Drop all images and give the records again exactly.
==== Dataset entries ====
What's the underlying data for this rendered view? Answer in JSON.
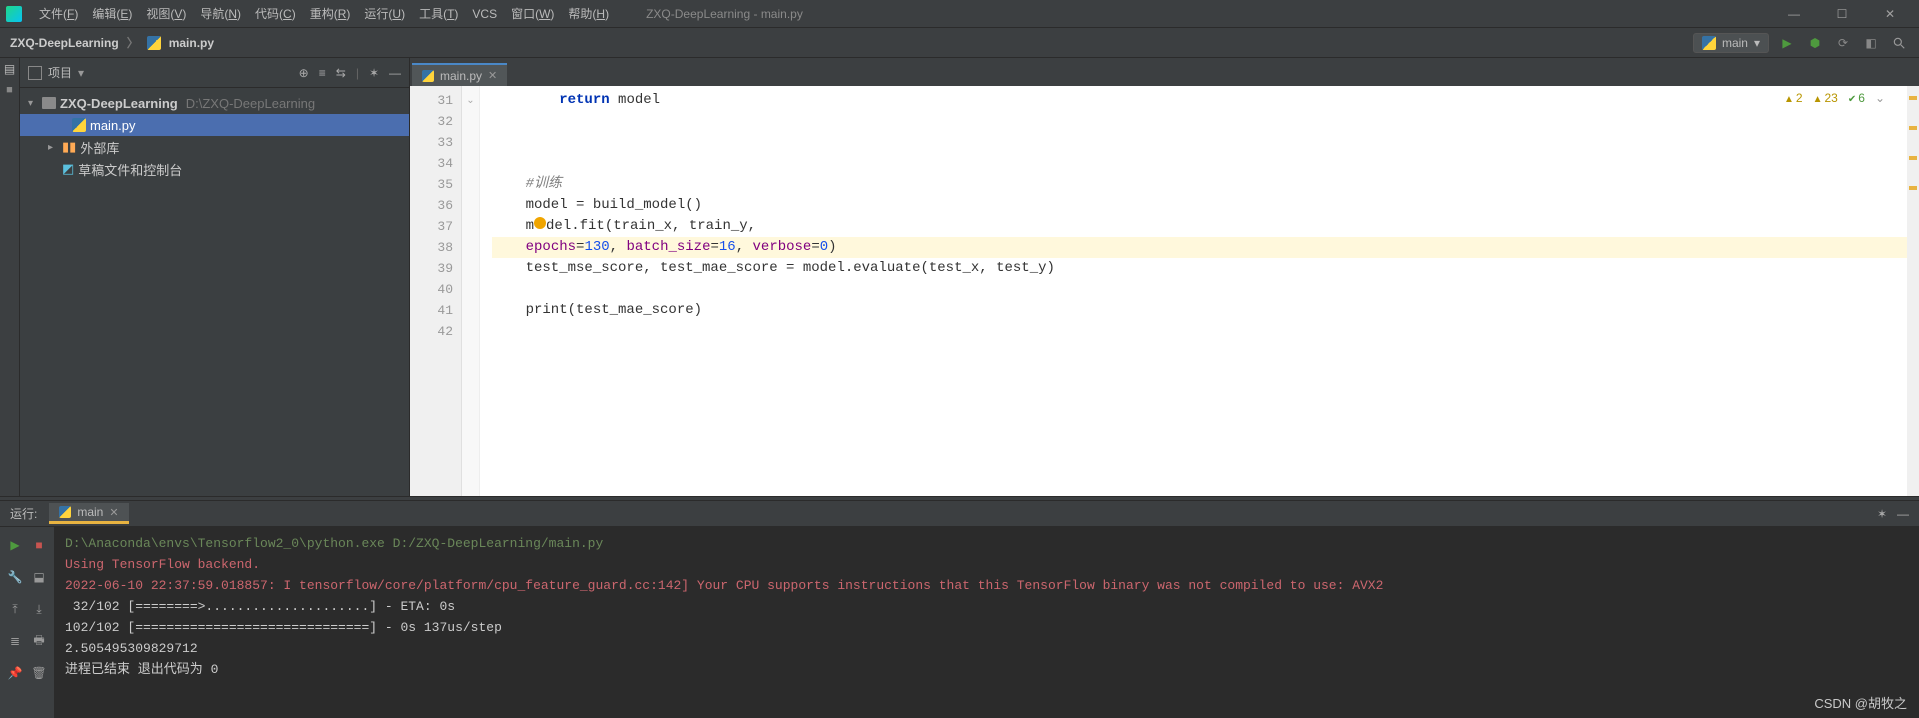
{
  "titlebar": {
    "menus": [
      "文件(F)",
      "编辑(E)",
      "视图(V)",
      "导航(N)",
      "代码(C)",
      "重构(R)",
      "运行(U)",
      "工具(T)",
      "VCS",
      "窗口(W)",
      "帮助(H)"
    ],
    "title": "ZXQ-DeepLearning - main.py"
  },
  "breadcrumb": {
    "project": "ZXQ-DeepLearning",
    "file": "main.py"
  },
  "run_config": {
    "name": "main",
    "dropdown": "▾"
  },
  "project_panel": {
    "title": "项目",
    "root": {
      "name": "ZXQ-DeepLearning",
      "path": "D:\\ZXQ-DeepLearning"
    },
    "file": "main.py",
    "ext_lib": "外部库",
    "scratches": "草稿文件和控制台"
  },
  "editor": {
    "tab": "main.py",
    "line_start": 31,
    "lines": [
      {
        "n": 31,
        "fold": "⌄",
        "html": "        <span class='kw2'>return</span> model"
      },
      {
        "n": 32,
        "html": ""
      },
      {
        "n": 33,
        "html": ""
      },
      {
        "n": 34,
        "html": ""
      },
      {
        "n": 35,
        "html": "    <span class='cm'>#训练</span>"
      },
      {
        "n": 36,
        "html": "    model = build_model()"
      },
      {
        "n": 37,
        "html": "    m<span class='bulb'></span>del.fit(train_x, train_y,"
      },
      {
        "n": 38,
        "hl": true,
        "html": "    <span class='arg'>epochs</span>=<span class='num'>130</span>, <span class='arg'>batch_size</span>=<span class='num'>16</span>, <span class='arg'>verbose</span>=<span class='num'>0</span>)"
      },
      {
        "n": 39,
        "html": "    test_mse_score, test_mae_score = model.evaluate(test_x, test_y)"
      },
      {
        "n": 40,
        "html": ""
      },
      {
        "n": 41,
        "html": "    print(test_mae_score)"
      },
      {
        "n": 42,
        "html": ""
      }
    ],
    "inspections": {
      "warn1": "2",
      "warn2": "23",
      "ok": "6"
    }
  },
  "console": {
    "label": "运行:",
    "tab": "main",
    "lines": [
      {
        "cls": "path",
        "t": "D:\\Anaconda\\envs\\Tensorflow2_0\\python.exe D:/ZXQ-DeepLearning/main.py"
      },
      {
        "cls": "err",
        "t": "Using TensorFlow backend."
      },
      {
        "cls": "info",
        "t": "2022-06-10 22:37:59.018857: I tensorflow/core/platform/cpu_feature_guard.cc:142] Your CPU supports instructions that this TensorFlow binary was not compiled to use: AVX2"
      },
      {
        "cls": "",
        "t": ""
      },
      {
        "cls": "",
        "t": " 32/102 [========>.....................] - ETA: 0s"
      },
      {
        "cls": "",
        "t": "102/102 [==============================] - 0s 137us/step"
      },
      {
        "cls": "",
        "t": "2.505495309829712"
      },
      {
        "cls": "",
        "t": ""
      },
      {
        "cls": "",
        "t": "进程已结束 退出代码为 0"
      }
    ]
  },
  "watermark": "CSDN @胡牧之"
}
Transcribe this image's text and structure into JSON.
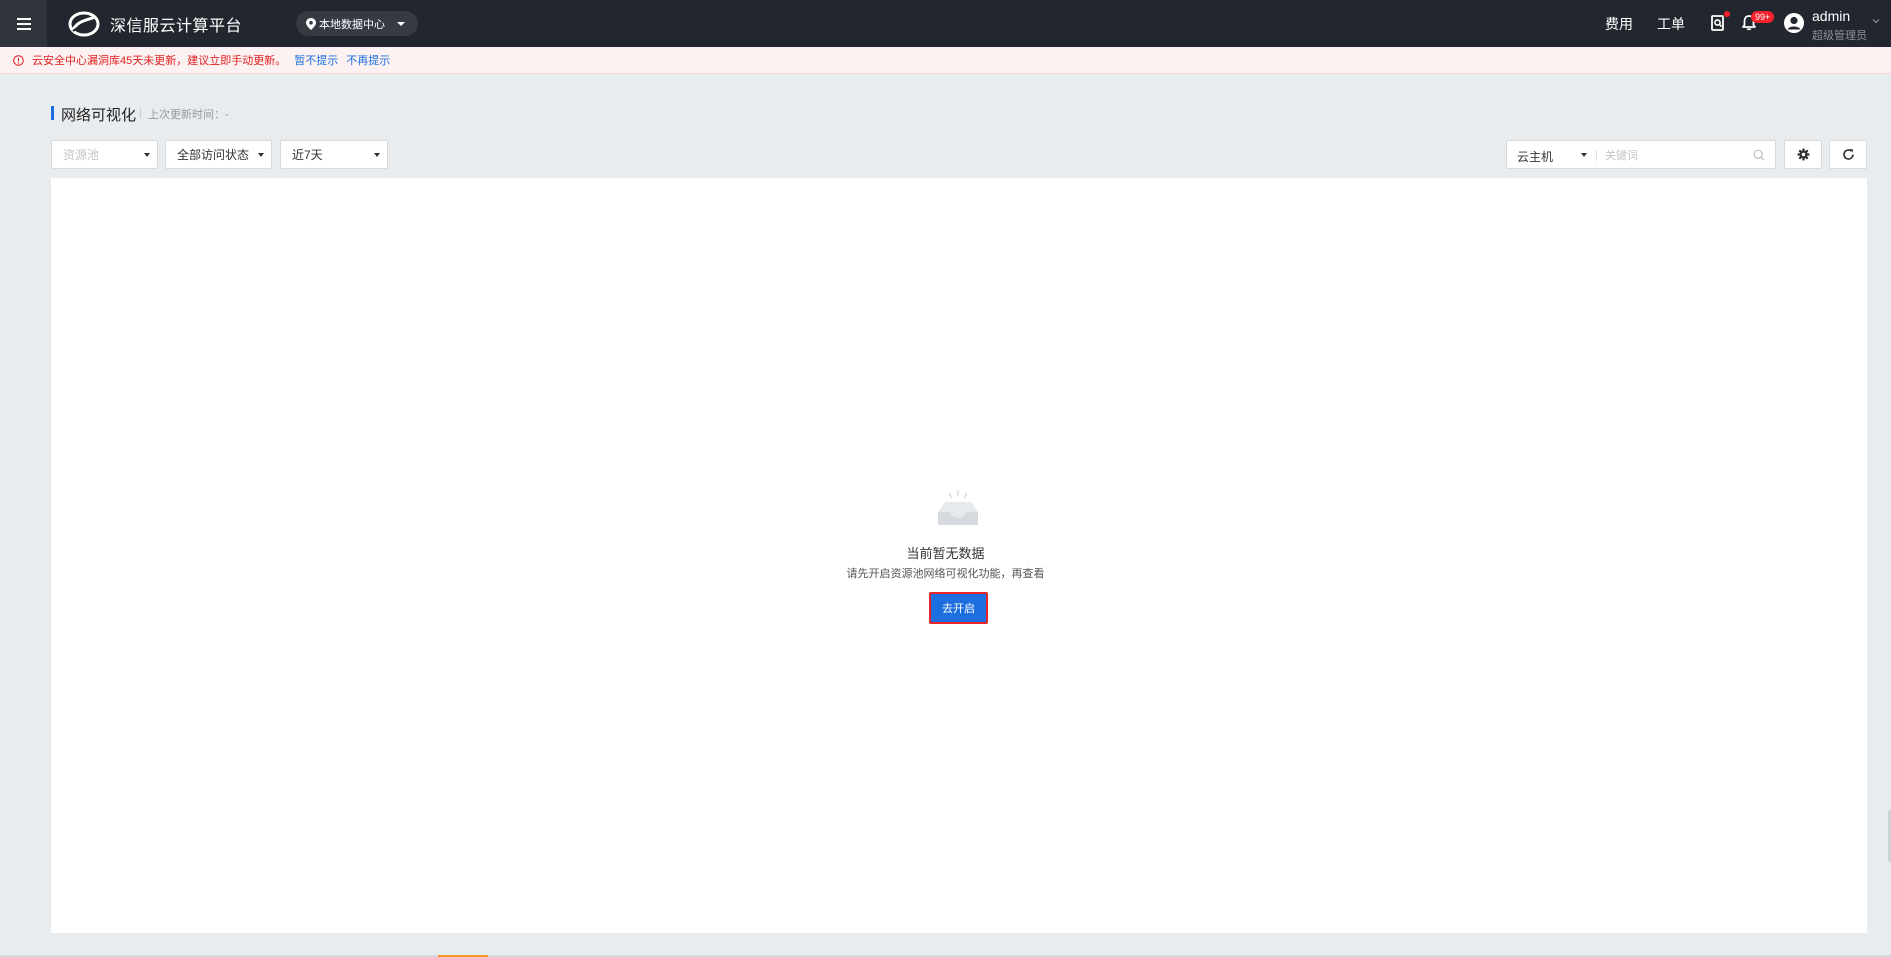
====
● Solution to the exercise
What's the underlying data for this rendered view? Answer in JSON.
{
  "titlebar": {
    "menus": [
      "文件(F)",
      "编辑(E)",
      "视图(V)",
      "导航(N)",
      "代码(C)",
      "重构(R)",
      "运行(U)",
      "工具(T)",
      "VCS",
      "窗口(W)",
      "帮助(H)"
    ],
    "title": "ZXQ-DeepLearning - main.py"
  },
  "breadcrumb": {
    "project": "ZXQ-DeepLearning",
    "file": "main.py"
  },
  "run_config": {
    "name": "main",
    "dropdown": "▾"
  },
  "project_panel": {
    "title": "项目",
    "root": {
      "name": "ZXQ-DeepLearning",
      "path": "D:\\ZXQ-DeepLearning"
    },
    "file": "main.py",
    "ext_lib": "外部库",
    "scratches": "草稿文件和控制台"
  },
  "editor": {
    "tab": "main.py",
    "line_start": 31,
    "lines": [
      {
        "n": 31,
        "fold": "⌄",
        "html": "        <span class='kw2'>return</span> model"
      },
      {
        "n": 32,
        "html": ""
      },
      {
        "n": 33,
        "html": ""
      },
      {
        "n": 34,
        "html": ""
      },
      {
        "n": 35,
        "html": "    <span class='cm'>#训练</span>"
      },
      {
        "n": 36,
        "html": "    model = build_model()"
      },
      {
        "n": 37,
        "html": "    m<span class='bulb'></span>del.fit(train_x, train_y,"
      },
      {
        "n": 38,
        "hl": true,
        "html": "    <span class='arg'>epochs</span>=<span class='num'>130</span>, <span class='arg'>batch_size</span>=<span class='num'>16</span>, <span class='arg'>verbose</span>=<span class='num'>0</span>)"
      },
      {
        "n": 39,
        "html": "    test_mse_score, test_mae_score = model.evaluate(test_x, test_y)"
      },
      {
        "n": 40,
        "html": ""
      },
      {
        "n": 41,
        "html": "    print(test_mae_score)"
      },
      {
        "n": 42,
        "html": ""
      }
    ],
    "inspections": {
      "warn1": "2",
      "warn2": "23",
      "ok": "6"
    }
  },
  "console": {
    "label": "运行:",
    "tab": "main",
    "lines": [
      {
        "cls": "path",
        "t": "D:\\Anaconda\\envs\\Tensorflow2_0\\python.exe D:/ZXQ-DeepLearning/main.py"
      },
      {
        "cls": "err",
        "t": "Using TensorFlow backend."
      },
      {
        "cls": "info",
        "t": "2022-06-10 22:37:59.018857: I tensorflow/core/platform/cpu_feature_guard.cc:142] Your CPU supports instructions that this TensorFlow binary was not compiled to use: AVX2"
      },
      {
        "cls": "",
        "t": ""
      },
      {
        "cls": "",
        "t": " 32/102 [========>.....................] - ETA: 0s"
      },
      {
        "cls": "",
        "t": "102/102 [==============================] - 0s 137us/step"
      },
      {
        "cls": "",
        "t": "2.505495309829712"
      },
      {
        "cls": "",
        "t": ""
      },
      {
        "cls": "",
        "t": "进程已结束 退出代码为 0"
      }
    ]
  },
  "watermark": "CSDN @胡牧之"
}
Transcribe this image's text and structure into JSON.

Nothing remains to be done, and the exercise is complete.